**Required task**
Transcribe every entry below word for word, but skip the pictures.

[Stored entries]
-*-*-

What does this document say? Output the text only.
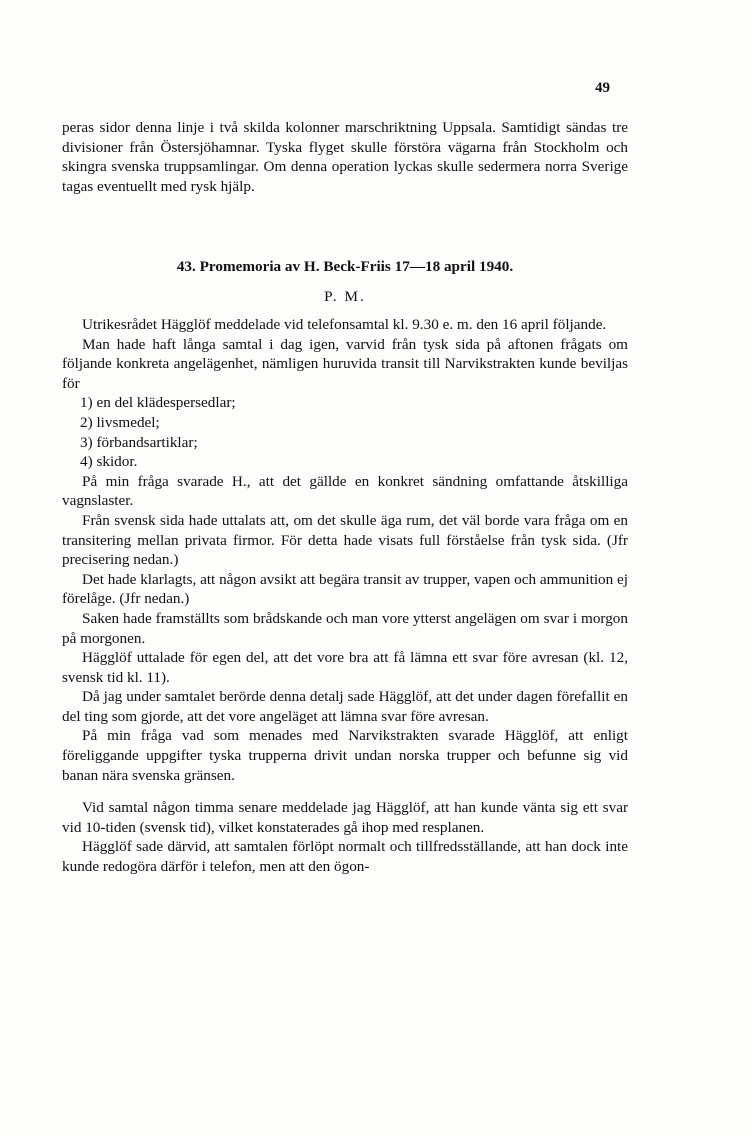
49

peras sidor denna linje i två skilda kolonner marschriktning Uppsala. Samtidigt sändas tre divisioner från Östersjöhamnar. Tyska flyget skulle förstöra vägarna från Stockholm och skingra svenska truppsamlingar. Om denna operation lyckas skulle sedermera norra Sverige tagas eventuellt med rysk hjälp.

43. Promemoria av H. Beck-Friis 17—18 april 1940.
P. M.

Utrikesrådet Hägglöf meddelade vid telefonsamtal kl. 9.30 e. m. den 16 april följande.

Man hade haft långa samtal i dag igen, varvid från tysk sida på aftonen frågats om följande konkreta angelägenhet, nämligen huruvida transit till Narvikstrakten kunde beviljas för

1) en del klädespersedlar;

2) livsmedel;

3) förbandsartiklar;

4) skidor.

På min fråga svarade H., att det gällde en konkret sändning omfattande åtskilliga vagnslaster.

Från svensk sida hade uttalats att, om det skulle äga rum, det väl borde vara fråga om en transitering mellan privata firmor. För detta hade visats full förståelse från tysk sida. (Jfr precisering nedan.)

Det hade klarlagts, att någon avsikt att begära transit av trupper, vapen och ammunition ej förelåge. (Jfr nedan.)

Saken hade framställts som brådskande och man vore ytterst angelägen om svar i morgon på morgonen.

Hägglöf uttalade för egen del, att det vore bra att få lämna ett svar före avresan (kl. 12, svensk tid kl. 11).

Då jag under samtalet berörde denna detalj sade Hägglöf, att det under dagen förefallit en del ting som gjorde, att det vore angeläget att lämna svar före avresan.

På min fråga vad som menades med Narvikstrakten svarade Hägglöf, att enligt föreliggande uppgifter tyska trupperna drivit undan norska trupper och befunne sig vid banan nära svenska gränsen.

Vid samtal någon timma senare meddelade jag Hägglöf, att han kunde vänta sig ett svar vid 10-tiden (svensk tid), vilket konstaterades gå ihop med resplanen.

Hägglöf sade därvid, att samtalen förlöpt normalt och tillfredsställande, att han dock inte kunde redogöra därför i telefon, men att den ögon-
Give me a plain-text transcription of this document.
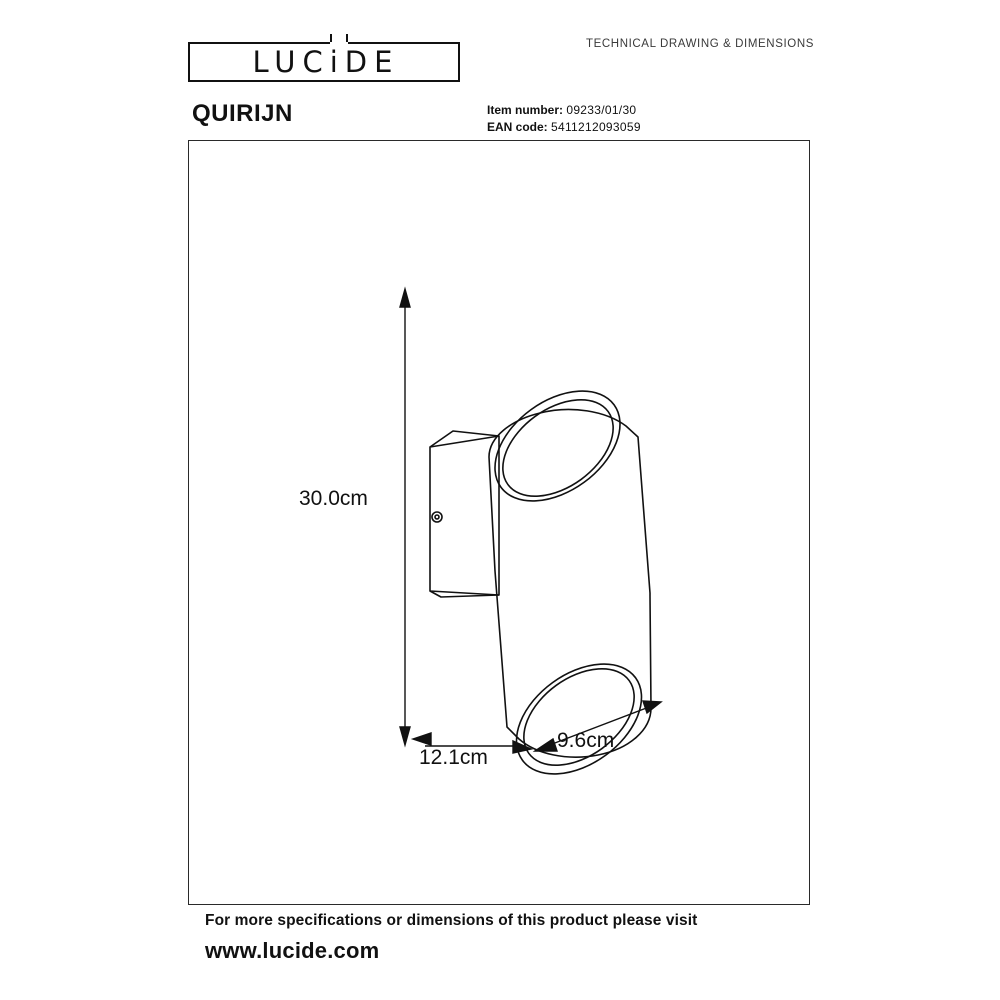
LUCiDE
TECHNICAL DRAWING & DIMENSIONS
QUIRIJN	Item number: 09233/01/30
EAN code: 5411212093059
30.0cm
12.1cm
9.6cm
For more specifications or dimensions of this product please visit
www.lucide.com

-*-*-

**Result of this exercise**
What does this document say? Output the text only.
49

peras sidor denna linje i två skilda kolonner marschriktning Uppsala. Samtidigt sändas tre divisioner från Östersjöhamnar. Tyska flyget skulle förstöra vägarna från Stockholm och skingra svenska truppsamlingar. Om denna operation lyckas skulle sedermera norra Sverige tagas eventuellt med rysk hjälp.

43. Promemoria av H. Beck-Friis 17—18 april 1940.
P. M.

Utrikesrådet Hägglöf meddelade vid telefonsamtal kl. 9.30 e. m. den 16 april följande.

Man hade haft långa samtal i dag igen, varvid från tysk sida på aftonen frågats om följande konkreta angelägenhet, nämligen huruvida transit till Narvikstrakten kunde beviljas för

1) en del klädespersedlar;

2) livsmedel;

3) förbandsartiklar;

4) skidor.

På min fråga svarade H., att det gällde en konkret sändning omfattande åtskilliga vagnslaster.

Från svensk sida hade uttalats att, om det skulle äga rum, det väl borde vara fråga om en transitering mellan privata firmor. För detta hade visats full förståelse från tysk sida. (Jfr precisering nedan.)

Det hade klarlagts, att någon avsikt att begära transit av trupper, vapen och ammunition ej förelåge. (Jfr nedan.)

Saken hade framställts som brådskande och man vore ytterst angelägen om svar i morgon på morgonen.

Hägglöf uttalade för egen del, att det vore bra att få lämna ett svar före avresan (kl. 12, svensk tid kl. 11).

Då jag under samtalet berörde denna detalj sade Hägglöf, att det under dagen förefallit en del ting som gjorde, att det vore angeläget att lämna svar före avresan.

På min fråga vad som menades med Narvikstrakten svarade Hägglöf, att enligt föreliggande uppgifter tyska trupperna drivit undan norska trupper och befunne sig vid banan nära svenska gränsen.

Vid samtal någon timma senare meddelade jag Hägglöf, att han kunde vänta sig ett svar vid 10-tiden (svensk tid), vilket konstaterades gå ihop med resplanen.

Hägglöf sade därvid, att samtalen förlöpt normalt och tillfredsställande, att han dock inte kunde redogöra därför i telefon, men att den ögon-
Give me a plain-text transcription of this document.
LUCiDE
TECHNICAL DRAWING & DIMENSIONS
QUIRIJN	Item number: 09233/01/30
EAN code: 5411212093059
30.0cm
12.1cm
9.6cm
For more specifications or dimensions of this product please visit
www.lucide.com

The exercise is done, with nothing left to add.